[Objetivo 1]:
Reproduza sem alterações o trecho do texto sobre a ilha de calor urbana, mais abaixo, que começa nas palavras "A urbanização descontrolada" e termina em "às mudanças climáticas.".

[Bloco de texto]:
A urbanização descontrolada e desorganizada e a substituição de calçadas tradicionais em pedra basáltica por pavimentos asfálticos e estruturas em betão compromete a drenagem natural, altera o balanço radiativo e reduz a evapotranspiração. Estes processos fragilizam a resiliência climática e sobrecarregam infraestruturas hídricas e de saúde. Eventos como as enxurradas da Madeira em 2010 e de São Vicente demonstram os riscos destes processos. Reconhecer tais contraindicações é crucial para promover um urbanismo sustentável que valorize materiais locais e preserve o património, conciliando conforto humano, identidade cultural e adaptação às mudanças climáticas.
1. Todo Betão e Alcatrão e o Fenómeno da Ilha Urbana de Calor
As cidades caracterizam-se por modificações significativas no balanço energético e hídrico da superfície. A ilha de calor (ICU) é uma condição atmosférica característica das cidades, responsável por aumentos da temperatura em zonas densamente urbanizadas, que podem ser críticos em climas tropicais e áridos como o de Cabo Verde. A presença massiva de asfalto e betão agrava ondas de calor, aumentando a mortalidade entre idosos e doentes com reduzida capacidade de termorregulação. Em Cabo Verde, onde a disponibilidade de infraestruturas de saúde é limitada, tais fenómenos podem ter consequências sociais desproporcionadas.
ICU é um dos fenómenos climáticos mais bem documentados em áreas densamente edificadas e impermeabilizadas. Em Cabo Verde, a sua relevância é acrescida por dois fatores estruturais: (i) o clima árido a semiárido, marcado por elevadas amplitudes térmicas e precipitações irregulares, e (ii) a escassez de vegetação urbana, que limita o arrefecimento evaporativo.
O alcatrão e o betão apresentam um albedo (reflexão da radiação incidente) muito baixo (tipicamente 0,05–0,15), absorvendo a maior parte da radiação solar incidente. Essa energia é armazenada nas camadas superficiais e progressivamente libertada sob a forma de calor durante a noite. Em contraste, solos naturais e pavimentos em pedra basáltica, quando não polidos, podem atingir albedos superiores (≈0,25–0,30), refletindo mais radiação e aquecendo menos. Além disso, o betão e o asfalto têm elevada capacidade térmica e condutividade, o que prolonga a libertação de calor e mantém temperaturas elevadas após o pôr do sol.

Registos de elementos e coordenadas
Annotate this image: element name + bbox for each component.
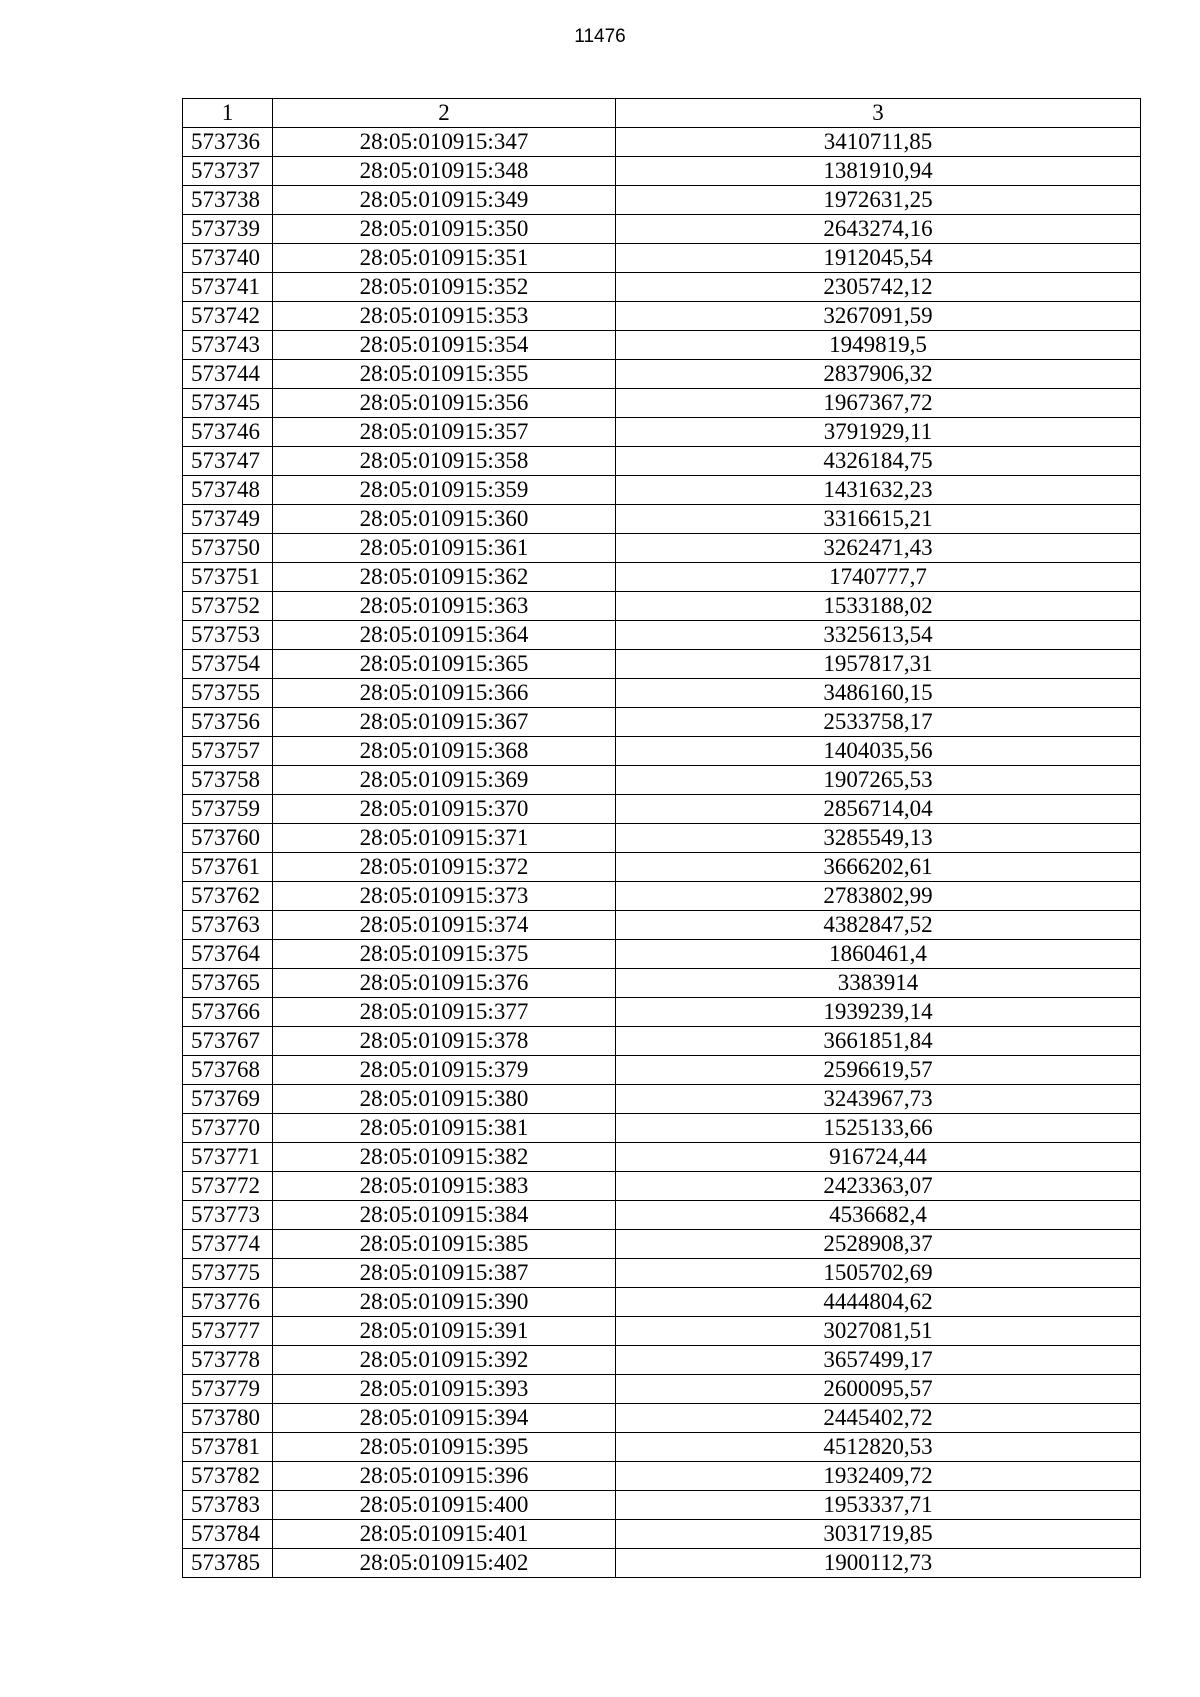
value-cell: 2837906,32 [616, 360, 1141, 389]
cadastral-number-cell: 28:05:010915:401 [273, 1520, 616, 1549]
cadastral-number-cell: 28:05:010915:400 [273, 1491, 616, 1520]
value-cell: 1967367,72 [616, 389, 1141, 418]
row-number-cell: 573780 [183, 1404, 273, 1433]
cadastral-number-cell: 28:05:010915:350 [273, 215, 616, 244]
row-number-cell: 573750 [183, 534, 273, 563]
table-row [183, 1549, 1141, 1578]
value-cell: 3325613,54 [616, 621, 1141, 650]
value-cell: 3383914 [616, 969, 1141, 998]
value-cell: 2600095,57 [616, 1375, 1141, 1404]
table-row [183, 1462, 1141, 1491]
row-number-cell: 573751 [183, 563, 273, 592]
row-number-cell: 573743 [183, 331, 273, 360]
page-number: 11476 [574, 26, 626, 47]
row-number-cell: 573748 [183, 476, 273, 505]
row-number-cell: 573740 [183, 244, 273, 273]
table-row [183, 1143, 1141, 1172]
table-row [183, 1027, 1141, 1056]
cadastral-number-cell: 28:05:010915:376 [273, 969, 616, 998]
row-number-cell: 573757 [183, 737, 273, 766]
row-number-cell: 573758 [183, 766, 273, 795]
value-cell: 1949819,5 [616, 331, 1141, 360]
value-cell: 4444804,62 [616, 1288, 1141, 1317]
cadastral-number-cell: 28:05:010915:353 [273, 302, 616, 331]
value-cell: 3410711,85 [616, 128, 1141, 157]
table-row [183, 418, 1141, 447]
cadastral-number-cell: 28:05:010915:349 [273, 186, 616, 215]
table-row [183, 998, 1141, 1027]
row-number-cell: 573774 [183, 1230, 273, 1259]
cadastral-number-cell: 28:05:010915:384 [273, 1201, 616, 1230]
cadastral-number-cell: 28:05:010915:362 [273, 563, 616, 592]
value-cell: 3031719,85 [616, 1520, 1141, 1549]
cadastral-number-cell: 28:05:010915:380 [273, 1085, 616, 1114]
value-cell: 1860461,4 [616, 940, 1141, 969]
cadastral-number-cell: 28:05:010915:377 [273, 998, 616, 1027]
table-row [183, 824, 1141, 853]
cadastral-number-cell: 28:05:010915:391 [273, 1317, 616, 1346]
table-row [183, 273, 1141, 302]
cadastral-number-cell: 28:05:010915:366 [273, 679, 616, 708]
cadastral-number-cell: 28:05:010915:385 [273, 1230, 616, 1259]
row-number-cell: 573756 [183, 708, 273, 737]
row-number-cell: 573785 [183, 1549, 273, 1578]
table-row [183, 1085, 1141, 1114]
cadastral-number-cell: 28:05:010915:374 [273, 911, 616, 940]
header-row [183, 99, 1141, 128]
table-row [183, 1346, 1141, 1375]
table-row [183, 1172, 1141, 1201]
value-cell: 1972631,25 [616, 186, 1141, 215]
value-cell: 2423363,07 [616, 1172, 1141, 1201]
table-row [183, 331, 1141, 360]
row-number-cell: 573771 [183, 1143, 273, 1172]
column-header-3: 3 [616, 99, 1141, 128]
row-number-cell: 573779 [183, 1375, 273, 1404]
row-number-cell: 573772 [183, 1172, 273, 1201]
cadastral-number-cell: 28:05:010915:358 [273, 447, 616, 476]
table-row [183, 447, 1141, 476]
cadastral-number-cell: 28:05:010915:364 [273, 621, 616, 650]
table-row [183, 534, 1141, 563]
table-row [183, 1056, 1141, 1085]
table-row [183, 650, 1141, 679]
cadastral-number-cell: 28:05:010915:359 [273, 476, 616, 505]
row-number-cell: 573763 [183, 911, 273, 940]
cadastral-number-cell: 28:05:010915:393 [273, 1375, 616, 1404]
value-cell: 1525133,66 [616, 1114, 1141, 1143]
table-row [183, 563, 1141, 592]
table-row [183, 940, 1141, 969]
value-cell: 1431632,23 [616, 476, 1141, 505]
row-number-cell: 573747 [183, 447, 273, 476]
table-row [183, 505, 1141, 534]
row-number-cell: 573761 [183, 853, 273, 882]
cadastral-number-cell: 28:05:010915:402 [273, 1549, 616, 1578]
value-cell: 916724,44 [616, 1143, 1141, 1172]
cadastral-number-cell: 28:05:010915:348 [273, 157, 616, 186]
row-number-cell: 573760 [183, 824, 273, 853]
cadastral-number-cell: 28:05:010915:387 [273, 1259, 616, 1288]
row-number-cell: 573782 [183, 1462, 273, 1491]
cadastral-number-cell: 28:05:010915:375 [273, 940, 616, 969]
table-row [183, 737, 1141, 766]
cadastral-number-cell: 28:05:010915:351 [273, 244, 616, 273]
row-number-cell: 573741 [183, 273, 273, 302]
table-row [183, 1317, 1141, 1346]
cadastral-number-cell: 28:05:010915:392 [273, 1346, 616, 1375]
value-cell: 3027081,51 [616, 1317, 1141, 1346]
table-row [183, 360, 1141, 389]
data-table [182, 98, 1141, 1578]
value-cell: 1939239,14 [616, 998, 1141, 1027]
table-row [183, 157, 1141, 186]
row-number-cell: 573767 [183, 1027, 273, 1056]
table-row [183, 1520, 1141, 1549]
table-body [183, 128, 1141, 1578]
value-cell: 3661851,84 [616, 1027, 1141, 1056]
table-row [183, 1114, 1141, 1143]
cadastral-number-cell: 28:05:010915:373 [273, 882, 616, 911]
table-row [183, 853, 1141, 882]
table-row [183, 1230, 1141, 1259]
table-row [183, 1491, 1141, 1520]
value-cell: 4326184,75 [616, 447, 1141, 476]
row-number-cell: 573738 [183, 186, 273, 215]
row-number-cell: 573775 [183, 1259, 273, 1288]
table-row [183, 592, 1141, 621]
cadastral-number-cell: 28:05:010915:361 [273, 534, 616, 563]
cadastral-number-cell: 28:05:010915:396 [273, 1462, 616, 1491]
row-number-cell: 573773 [183, 1201, 273, 1230]
row-number-cell: 573742 [183, 302, 273, 331]
table-row [183, 621, 1141, 650]
table-row [183, 1404, 1141, 1433]
cadastral-number-cell: 28:05:010915:394 [273, 1404, 616, 1433]
value-cell: 2305742,12 [616, 273, 1141, 302]
cadastral-number-cell: 28:05:010915:395 [273, 1433, 616, 1462]
table-row [183, 795, 1141, 824]
value-cell: 1957817,31 [616, 650, 1141, 679]
value-cell: 3285549,13 [616, 824, 1141, 853]
value-cell: 2596619,57 [616, 1056, 1141, 1085]
cadastral-number-cell: 28:05:010915:347 [273, 128, 616, 157]
table-row [183, 882, 1141, 911]
cadastral-number-cell: 28:05:010915:367 [273, 708, 616, 737]
table-row [183, 1201, 1141, 1230]
cadastral-number-cell: 28:05:010915:368 [273, 737, 616, 766]
row-number-cell: 573746 [183, 418, 273, 447]
value-cell: 3267091,59 [616, 302, 1141, 331]
row-number-cell: 573752 [183, 592, 273, 621]
row-number-cell: 573770 [183, 1114, 273, 1143]
value-cell: 1381910,94 [616, 157, 1141, 186]
value-cell: 1912045,54 [616, 244, 1141, 273]
row-number-cell: 573784 [183, 1520, 273, 1549]
column-header-2: 2 [273, 99, 616, 128]
row-number-cell: 573783 [183, 1491, 273, 1520]
value-cell: 4512820,53 [616, 1433, 1141, 1462]
value-cell: 1740777,7 [616, 563, 1141, 592]
row-number-cell: 573753 [183, 621, 273, 650]
table-row [183, 969, 1141, 998]
table-row [183, 128, 1141, 157]
row-number-cell: 573744 [183, 360, 273, 389]
value-cell: 1953337,71 [616, 1491, 1141, 1520]
cadastral-number-cell: 28:05:010915:371 [273, 824, 616, 853]
cadastral-number-cell: 28:05:010915:357 [273, 418, 616, 447]
row-number-cell: 573781 [183, 1433, 273, 1462]
table-row [183, 1259, 1141, 1288]
column-header-1: 1 [183, 99, 273, 128]
row-number-cell: 573737 [183, 157, 273, 186]
row-number-cell: 573762 [183, 882, 273, 911]
value-cell: 1900112,73 [616, 1549, 1141, 1578]
cadastral-number-cell: 28:05:010915:356 [273, 389, 616, 418]
value-cell: 1404035,56 [616, 737, 1141, 766]
value-cell: 2445402,72 [616, 1404, 1141, 1433]
cadastral-number-cell: 28:05:010915:365 [273, 650, 616, 679]
cadastral-number-cell: 28:05:010915:378 [273, 1027, 616, 1056]
row-number-cell: 573768 [183, 1056, 273, 1085]
cadastral-number-cell: 28:05:010915:372 [273, 853, 616, 882]
value-cell: 2528908,37 [616, 1230, 1141, 1259]
value-cell: 1932409,72 [616, 1462, 1141, 1491]
table-row [183, 1433, 1141, 1462]
value-cell: 3243967,73 [616, 1085, 1141, 1114]
row-number-cell: 573776 [183, 1288, 273, 1317]
value-cell: 1907265,53 [616, 766, 1141, 795]
value-cell: 2533758,17 [616, 708, 1141, 737]
cadastral-number-cell: 28:05:010915:383 [273, 1172, 616, 1201]
value-cell: 2783802,99 [616, 882, 1141, 911]
row-number-cell: 573759 [183, 795, 273, 824]
value-cell: 3791929,11 [616, 418, 1141, 447]
table-row [183, 766, 1141, 795]
value-cell: 2856714,04 [616, 795, 1141, 824]
value-cell: 3262471,43 [616, 534, 1141, 563]
table-row [183, 186, 1141, 215]
table-row [183, 302, 1141, 331]
row-number-cell: 573739 [183, 215, 273, 244]
value-cell: 1533188,02 [616, 592, 1141, 621]
row-number-cell: 573777 [183, 1317, 273, 1346]
row-number-cell: 573778 [183, 1346, 273, 1375]
value-cell: 3316615,21 [616, 505, 1141, 534]
cadastral-number-cell: 28:05:010915:390 [273, 1288, 616, 1317]
row-number-cell: 573736 [183, 128, 273, 157]
table-row [183, 679, 1141, 708]
cadastral-number-cell: 28:05:010915:381 [273, 1114, 616, 1143]
cadastral-number-cell: 28:05:010915:382 [273, 1143, 616, 1172]
value-cell: 2643274,16 [616, 215, 1141, 244]
table-row [183, 911, 1141, 940]
row-number-cell: 573765 [183, 969, 273, 998]
value-cell: 3657499,17 [616, 1346, 1141, 1375]
value-cell: 3666202,61 [616, 853, 1141, 882]
table-row [183, 708, 1141, 737]
table-row [183, 389, 1141, 418]
table-row [183, 1288, 1141, 1317]
cadastral-number-cell: 28:05:010915:354 [273, 331, 616, 360]
cadastral-number-cell: 28:05:010915:379 [273, 1056, 616, 1085]
cadastral-number-cell: 28:05:010915:352 [273, 273, 616, 302]
value-cell: 3486160,15 [616, 679, 1141, 708]
value-cell: 1505702,69 [616, 1259, 1141, 1288]
table-row [183, 476, 1141, 505]
row-number-cell: 573764 [183, 940, 273, 969]
cadastral-number-cell: 28:05:010915:370 [273, 795, 616, 824]
row-number-cell: 573755 [183, 679, 273, 708]
row-number-cell: 573749 [183, 505, 273, 534]
value-cell: 4382847,52 [616, 911, 1141, 940]
table-row [183, 1375, 1141, 1404]
row-number-cell: 573766 [183, 998, 273, 1027]
cadastral-number-cell: 28:05:010915:369 [273, 766, 616, 795]
row-number-cell: 573745 [183, 389, 273, 418]
cadastral-number-cell: 28:05:010915:355 [273, 360, 616, 389]
table-row [183, 215, 1141, 244]
row-number-cell: 573769 [183, 1085, 273, 1114]
cadastral-number-cell: 28:05:010915:360 [273, 505, 616, 534]
table-row [183, 244, 1141, 273]
value-cell: 4536682,4 [616, 1201, 1141, 1230]
cadastral-number-cell: 28:05:010915:363 [273, 592, 616, 621]
row-number-cell: 573754 [183, 650, 273, 679]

[Objetivo 2]:
Quantas linhas acima contêm a palavra "column", tendo em conta maiúsculas e minúsculas? Responda só com o número.

[Resposta 1]:
A urbanização descontrolada e desorganizada e a substituição de calçadas tradicionais em pedra basáltica por pavimentos asfálticos e estruturas em betão compromete a drenagem natural, altera o balanço radiativo e reduz a evapotranspiração. Estes processos fragilizam a resiliência climática e sobrecarregam infraestruturas hídricas e de saúde. Eventos como as enxurradas da Madeira em 2010 e de São Vicente demonstram os riscos destes processos. Reconhecer tais contraindicações é crucial para promover um urbanismo sustentável que valorize materiais locais e preserve o património, conciliando conforto humano, identidade cultural e adaptação às mudanças climáticas.

[Resposta 2]:
3